The request:
Pictures are not part of the copy; repeat everything else in the records exactly.
-- start Provided data --
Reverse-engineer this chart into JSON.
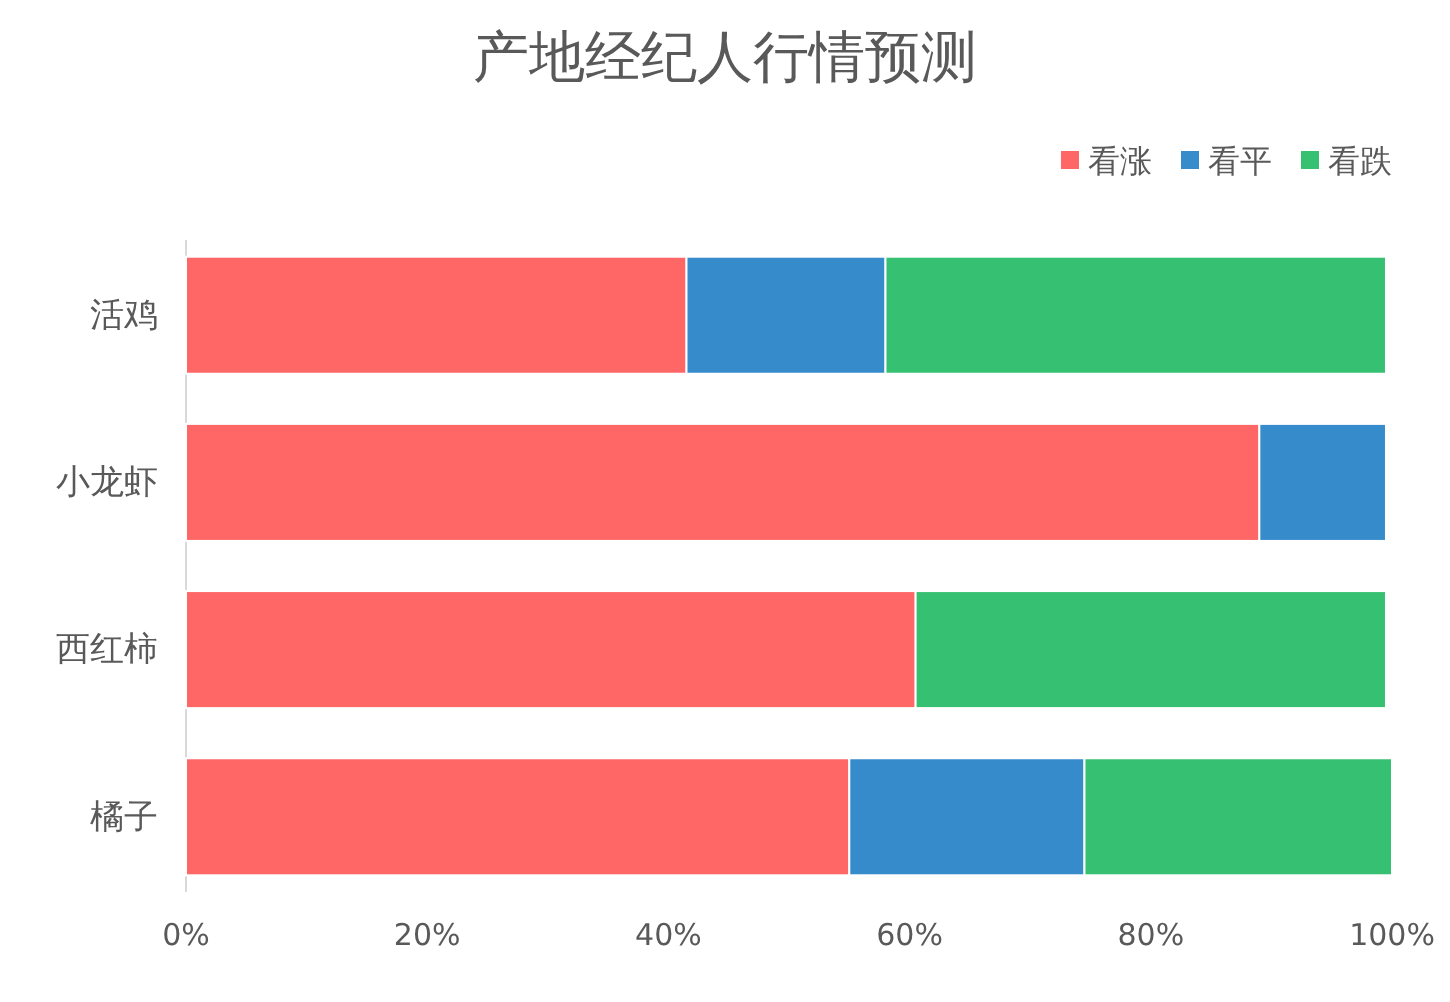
{
  "chart_data": {
    "type": "bar",
    "title": "产地经纪人行情预测",
    "orientation": "horizontal",
    "stacked": true,
    "categories": [
      "活鸡",
      "小龙虾",
      "西红柿",
      "橘子"
    ],
    "series": [
      {
        "name": "看涨",
        "color": "#ff6666",
        "values": [
          41.5,
          89,
          60.5,
          55
        ]
      },
      {
        "name": "看平",
        "color": "#368bcb",
        "values": [
          16.5,
          10.5,
          null,
          19.5
        ]
      },
      {
        "name": "看跌",
        "color": "#35c072",
        "values": [
          41.5,
          null,
          39,
          25.5
        ]
      }
    ],
    "xlim": [
      0,
      100
    ],
    "xticks": [
      {
        "value": 0,
        "label": "0%"
      },
      {
        "value": 20,
        "label": "20%"
      },
      {
        "value": 40,
        "label": "40%"
      },
      {
        "value": 60,
        "label": "60%"
      },
      {
        "value": 80,
        "label": "80%"
      },
      {
        "value": 100,
        "label": "100%"
      }
    ],
    "legend": "top right"
  }
}
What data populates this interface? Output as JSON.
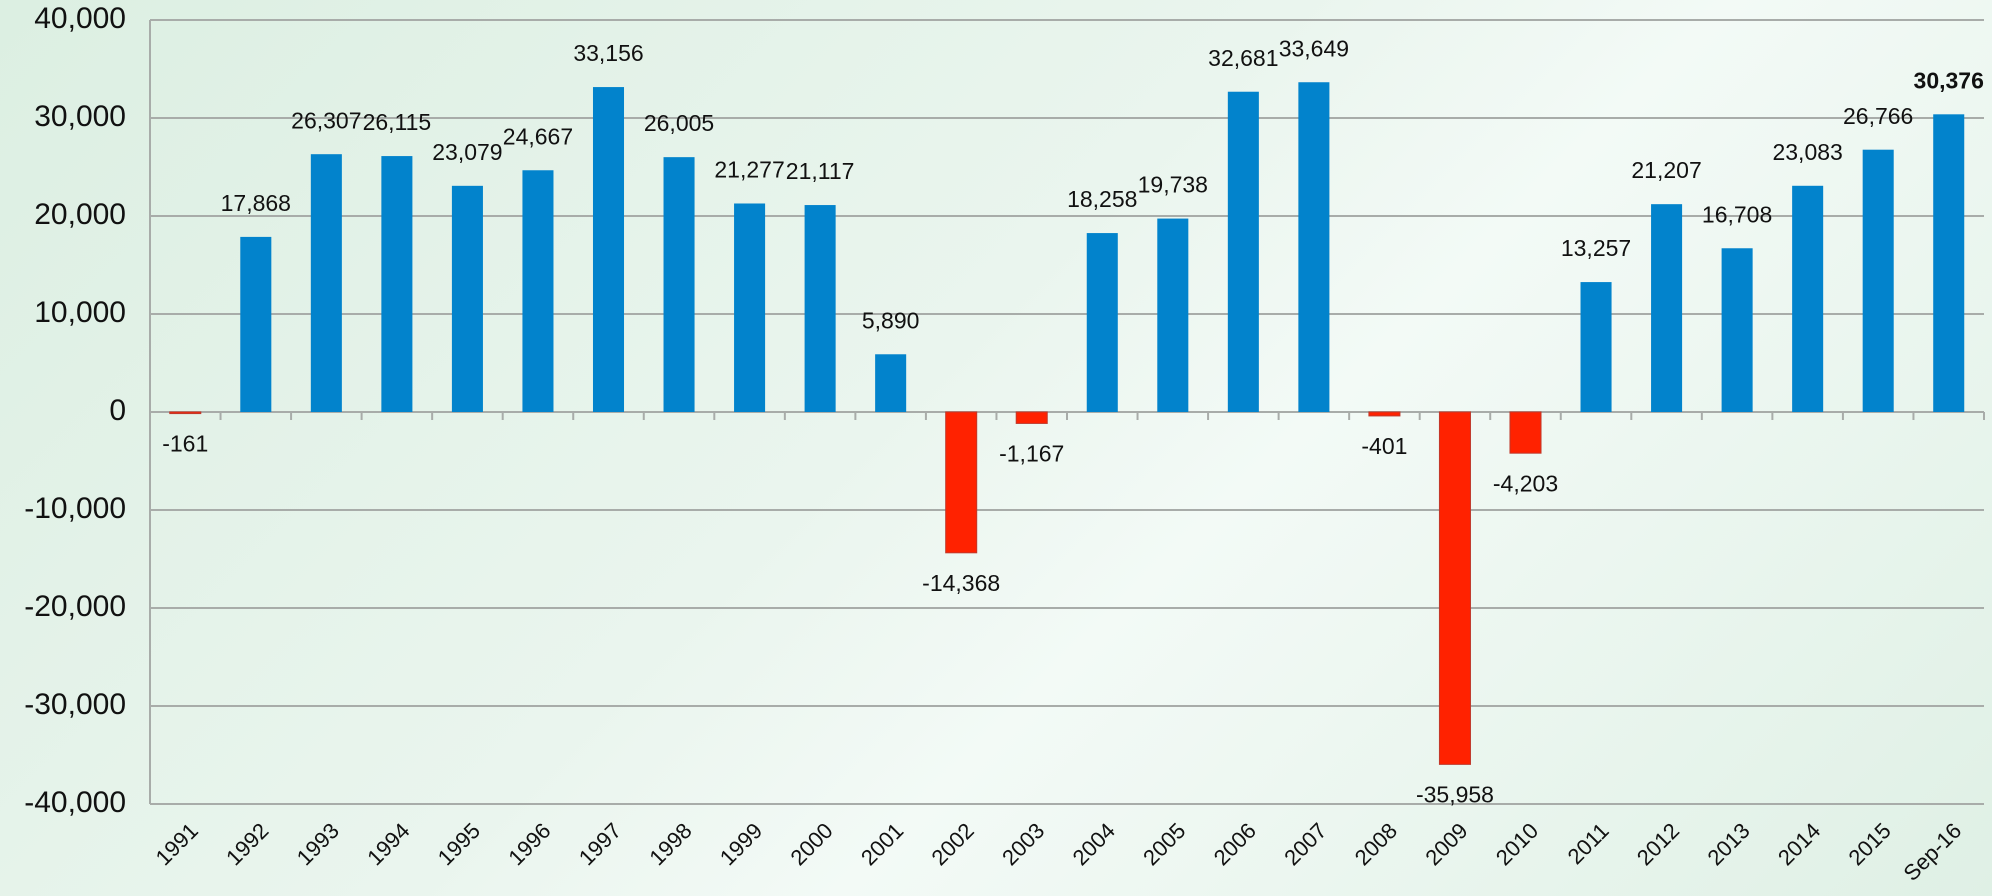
{
  "chart_data": {
    "type": "bar",
    "categories": [
      "1991",
      "1992",
      "1993",
      "1994",
      "1995",
      "1996",
      "1997",
      "1998",
      "1999",
      "2000",
      "2001",
      "2002",
      "2003",
      "2004",
      "2005",
      "2006",
      "2007",
      "2008",
      "2009",
      "2010",
      "2011",
      "2012",
      "2013",
      "2014",
      "2015",
      "Sep-16"
    ],
    "values": [
      -161,
      17868,
      26307,
      26115,
      23079,
      24667,
      33156,
      26005,
      21277,
      21117,
      5890,
      -14368,
      -1167,
      18258,
      19738,
      32681,
      33649,
      -401,
      -35958,
      -4203,
      13257,
      21207,
      16708,
      23083,
      26766,
      30376
    ],
    "value_labels": [
      "-161",
      "17,868",
      "26,307",
      "26,115",
      "23,079",
      "24,667",
      "33,156",
      "26,005",
      "21,277",
      "21,117",
      "5,890",
      "-14,368",
      "-1,167",
      "18,258",
      "19,738",
      "32,681",
      "33,649",
      "-401",
      "-35,958",
      "-4,203",
      "13,257",
      "21,207",
      "16,708",
      "23,083",
      "26,766",
      "30,376"
    ],
    "color": "#0283cc",
    "negative_color": "#ff2200",
    "highlight_last": true,
    "ylim": [
      -40000,
      40000
    ],
    "yticks": [
      {
        "value": -40000,
        "label": "-40,000"
      },
      {
        "value": -30000,
        "label": "-30,000"
      },
      {
        "value": -20000,
        "label": "-20,000"
      },
      {
        "value": -10000,
        "label": "-10,000"
      },
      0,
      {
        "value": 10000,
        "label": "10,000"
      },
      {
        "value": 20000,
        "label": "20,000"
      },
      {
        "value": 30000,
        "label": "30,000"
      },
      {
        "value": 40000,
        "label": "40,000"
      }
    ],
    "grid": true
  }
}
-- end Provided data --
Exercise answer:
Reverse-engineer this chart into JSON.
{
  "chart_data": {
    "type": "bar",
    "title": "产地经纪人行情预测",
    "orientation": "horizontal",
    "stacked": true,
    "categories": [
      "活鸡",
      "小龙虾",
      "西红柿",
      "橘子"
    ],
    "series": [
      {
        "name": "看涨",
        "color": "#ff6666",
        "values": [
          41.5,
          89,
          60.5,
          55
        ]
      },
      {
        "name": "看平",
        "color": "#368bcb",
        "values": [
          16.5,
          10.5,
          null,
          19.5
        ]
      },
      {
        "name": "看跌",
        "color": "#35c072",
        "values": [
          41.5,
          null,
          39,
          25.5
        ]
      }
    ],
    "xlim": [
      0,
      100
    ],
    "xticks": [
      {
        "value": 0,
        "label": "0%"
      },
      {
        "value": 20,
        "label": "20%"
      },
      {
        "value": 40,
        "label": "40%"
      },
      {
        "value": 60,
        "label": "60%"
      },
      {
        "value": 80,
        "label": "80%"
      },
      {
        "value": 100,
        "label": "100%"
      }
    ],
    "legend": "top right"
  }
}
What data populates this interface? Output as JSON.
{
  "chart_data": {
    "type": "bar",
    "categories": [
      "1991",
      "1992",
      "1993",
      "1994",
      "1995",
      "1996",
      "1997",
      "1998",
      "1999",
      "2000",
      "2001",
      "2002",
      "2003",
      "2004",
      "2005",
      "2006",
      "2007",
      "2008",
      "2009",
      "2010",
      "2011",
      "2012",
      "2013",
      "2014",
      "2015",
      "Sep-16"
    ],
    "values": [
      -161,
      17868,
      26307,
      26115,
      23079,
      24667,
      33156,
      26005,
      21277,
      21117,
      5890,
      -14368,
      -1167,
      18258,
      19738,
      32681,
      33649,
      -401,
      -35958,
      -4203,
      13257,
      21207,
      16708,
      23083,
      26766,
      30376
    ],
    "value_labels": [
      "-161",
      "17,868",
      "26,307",
      "26,115",
      "23,079",
      "24,667",
      "33,156",
      "26,005",
      "21,277",
      "21,117",
      "5,890",
      "-14,368",
      "-1,167",
      "18,258",
      "19,738",
      "32,681",
      "33,649",
      "-401",
      "-35,958",
      "-4,203",
      "13,257",
      "21,207",
      "16,708",
      "23,083",
      "26,766",
      "30,376"
    ],
    "color": "#0283cc",
    "negative_color": "#ff2200",
    "highlight_last": true,
    "ylim": [
      -40000,
      40000
    ],
    "yticks": [
      {
        "value": -40000,
        "label": "-40,000"
      },
      {
        "value": -30000,
        "label": "-30,000"
      },
      {
        "value": -20000,
        "label": "-20,000"
      },
      {
        "value": -10000,
        "label": "-10,000"
      },
      0,
      {
        "value": 10000,
        "label": "10,000"
      },
      {
        "value": 20000,
        "label": "20,000"
      },
      {
        "value": 30000,
        "label": "30,000"
      },
      {
        "value": 40000,
        "label": "40,000"
      }
    ],
    "grid": true
  }
}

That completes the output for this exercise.